## The exercise
Go through the records line by line and work out how many lines hold the word "internet". Answer with the number only.

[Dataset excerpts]
_ _ _ _ _

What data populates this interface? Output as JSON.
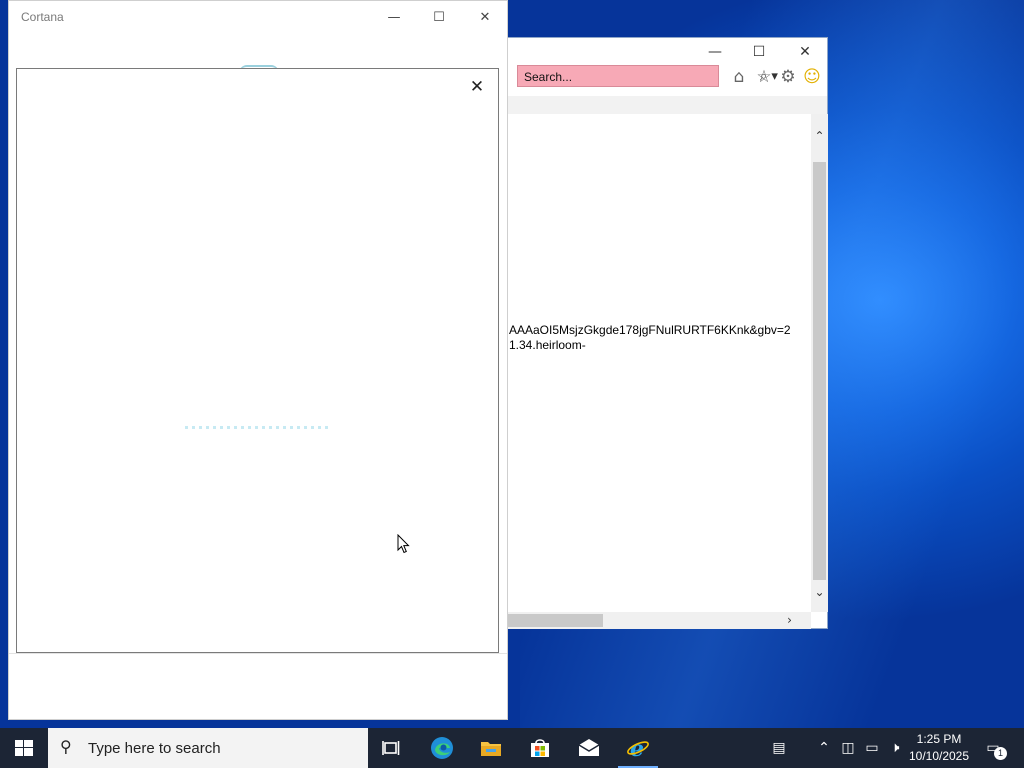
{
  "colors": {
    "desktop_accent": "#1466e0",
    "taskbar": "#1c2535",
    "ie_search_bg": "#f7a9b6",
    "active_indicator": "#6fb0ff"
  },
  "ie_window": {
    "search_placeholder": "Search...",
    "search_icon": "magnifier-icon",
    "minimize": "—",
    "maximize": "☐",
    "close": "✕",
    "toolbar_icons": [
      "home-icon",
      "favorites-star-icon",
      "settings-gear-icon",
      "feedback-smiley-icon"
    ],
    "content_lines": [
      "AAAaOI5MsjzGkgde178jgFNulRURTF6KKnk&gbv=2",
      "1.34.heirloom-"
    ]
  },
  "cortana_window": {
    "title": "Cortana",
    "minimize": "—",
    "maximize": "☐",
    "close": "✕"
  },
  "dialog": {
    "close": "✕",
    "loading": true
  },
  "taskbar": {
    "search_placeholder": "Type here to search",
    "pinned": [
      "task-view",
      "microsoft-edge",
      "file-explorer",
      "microsoft-store",
      "mail",
      "internet-explorer"
    ],
    "active_app": "internet-explorer",
    "clock_time": "1:25 PM",
    "clock_date": "10/10/2025",
    "notification_count": "1"
  }
}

_ _ _ _ _

## Answer to this problem
2